■ WHAT YOU SHOULD DO:
Extract the full listing below without altering a single character.

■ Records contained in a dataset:
________________________________________
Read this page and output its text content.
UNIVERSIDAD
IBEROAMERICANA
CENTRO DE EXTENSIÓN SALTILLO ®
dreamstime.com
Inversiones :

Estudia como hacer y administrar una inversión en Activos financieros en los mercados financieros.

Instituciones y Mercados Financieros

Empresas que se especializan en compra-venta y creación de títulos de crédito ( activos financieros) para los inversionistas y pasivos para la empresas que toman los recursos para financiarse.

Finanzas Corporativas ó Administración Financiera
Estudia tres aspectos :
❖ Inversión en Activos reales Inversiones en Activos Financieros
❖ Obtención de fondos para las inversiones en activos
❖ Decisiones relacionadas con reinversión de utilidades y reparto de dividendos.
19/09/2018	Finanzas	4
________________________________________
■ TASK ANSWER:
Read this page and output its text content.
UNIVERSIDAD
IBEROAMERICANA
CENTRO DE EXTENSIÓN SALTILLO ®
dreamstime.com
Inversiones :

Estudia como hacer y administrar una inversión en Activos financieros en los mercados financieros.

Instituciones y Mercados Financieros

Empresas que se especializan en compra-venta y creación de títulos de crédito ( activos financieros) para los inversionistas y pasivos para la empresas que toman los recursos para financiarse.

Finanzas Corporativas ó Administración Financiera
Estudia tres aspectos :
❖ Inversión en Activos reales Inversiones en Activos Financieros
❖ Obtención de fondos para las inversiones en activos
❖ Decisiones relacionadas con reinversión de utilidades y reparto de dividendos.
19/09/2018	Finanzas	4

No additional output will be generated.